Extracted information:
==*==

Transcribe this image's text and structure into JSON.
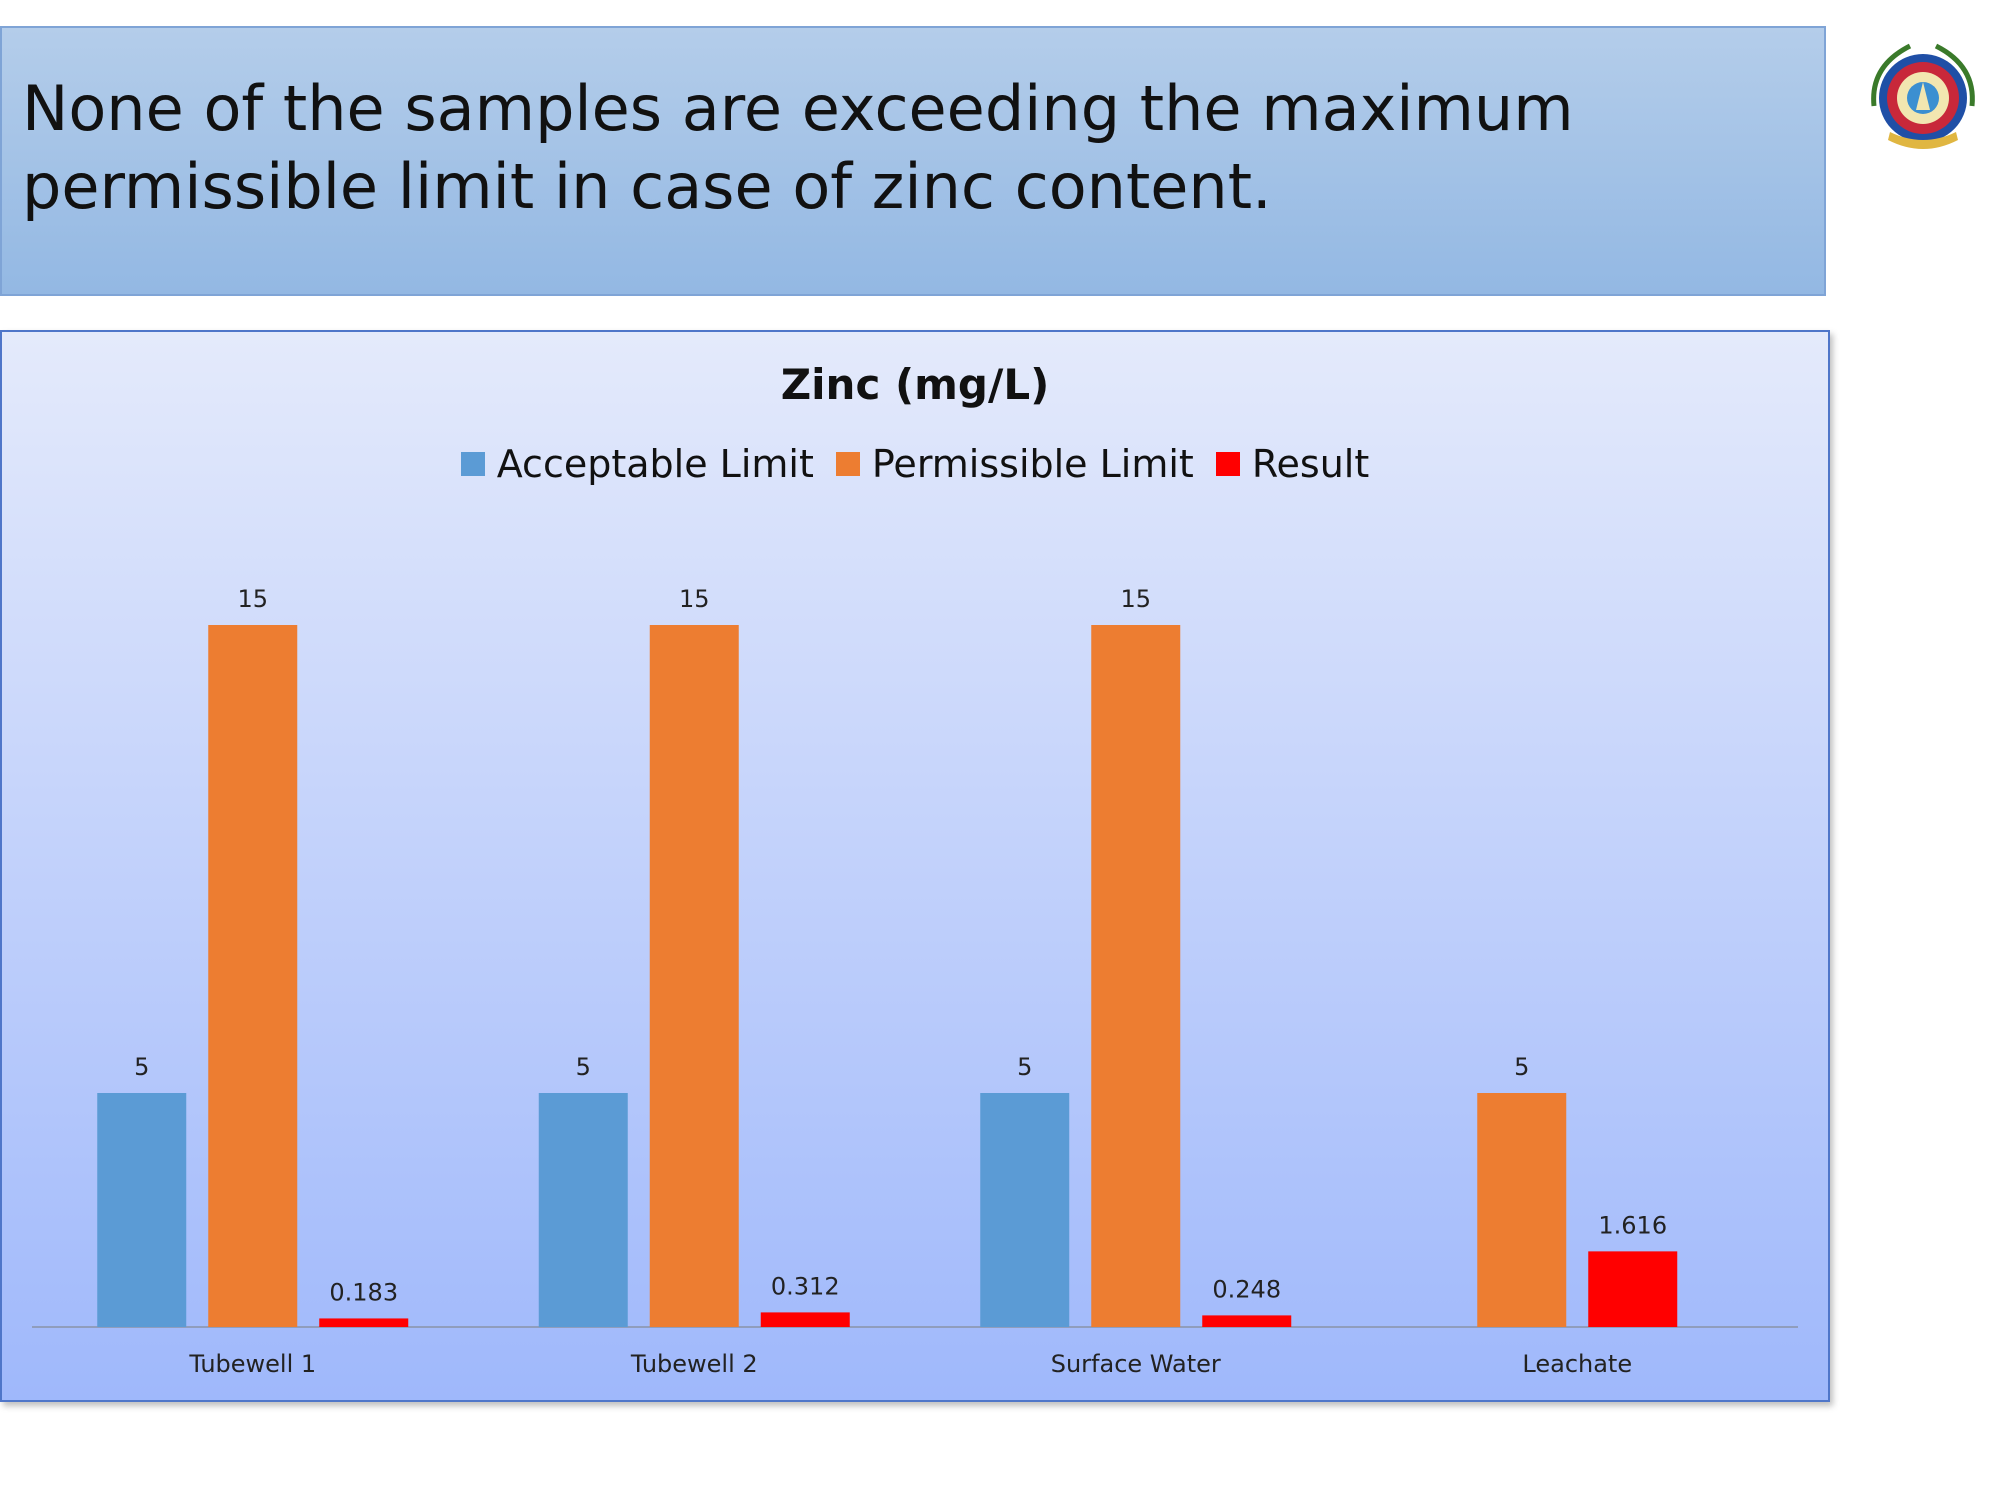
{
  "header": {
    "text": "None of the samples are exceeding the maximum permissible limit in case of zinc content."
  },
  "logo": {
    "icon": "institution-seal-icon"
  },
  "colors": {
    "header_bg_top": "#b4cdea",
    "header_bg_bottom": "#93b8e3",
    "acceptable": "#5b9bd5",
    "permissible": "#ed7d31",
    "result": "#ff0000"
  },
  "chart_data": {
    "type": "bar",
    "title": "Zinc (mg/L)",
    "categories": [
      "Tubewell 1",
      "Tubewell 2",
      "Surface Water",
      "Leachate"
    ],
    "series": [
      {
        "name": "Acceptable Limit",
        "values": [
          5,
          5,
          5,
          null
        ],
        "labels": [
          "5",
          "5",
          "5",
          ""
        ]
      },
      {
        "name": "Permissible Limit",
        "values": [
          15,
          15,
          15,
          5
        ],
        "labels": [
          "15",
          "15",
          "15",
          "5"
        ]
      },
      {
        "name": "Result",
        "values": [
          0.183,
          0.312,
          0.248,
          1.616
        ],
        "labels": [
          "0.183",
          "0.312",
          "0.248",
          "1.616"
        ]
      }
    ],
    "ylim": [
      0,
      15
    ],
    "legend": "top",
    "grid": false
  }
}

==*==

Directions: Transcribe all of the entries word for word, but skip any pictures they contain.

Answer:
Transcribe this image's text and structure into JSON.
{
  "header": {
    "text": "None of the samples are exceeding the maximum permissible limit in case of zinc content."
  },
  "logo": {
    "icon": "institution-seal-icon"
  },
  "colors": {
    "header_bg_top": "#b4cdea",
    "header_bg_bottom": "#93b8e3",
    "acceptable": "#5b9bd5",
    "permissible": "#ed7d31",
    "result": "#ff0000"
  },
  "chart_data": {
    "type": "bar",
    "title": "Zinc (mg/L)",
    "categories": [
      "Tubewell 1",
      "Tubewell 2",
      "Surface Water",
      "Leachate"
    ],
    "series": [
      {
        "name": "Acceptable Limit",
        "values": [
          5,
          5,
          5,
          null
        ],
        "labels": [
          "5",
          "5",
          "5",
          ""
        ]
      },
      {
        "name": "Permissible Limit",
        "values": [
          15,
          15,
          15,
          5
        ],
        "labels": [
          "15",
          "15",
          "15",
          "5"
        ]
      },
      {
        "name": "Result",
        "values": [
          0.183,
          0.312,
          0.248,
          1.616
        ],
        "labels": [
          "0.183",
          "0.312",
          "0.248",
          "1.616"
        ]
      }
    ],
    "ylim": [
      0,
      15
    ],
    "legend": "top",
    "grid": false
  }
}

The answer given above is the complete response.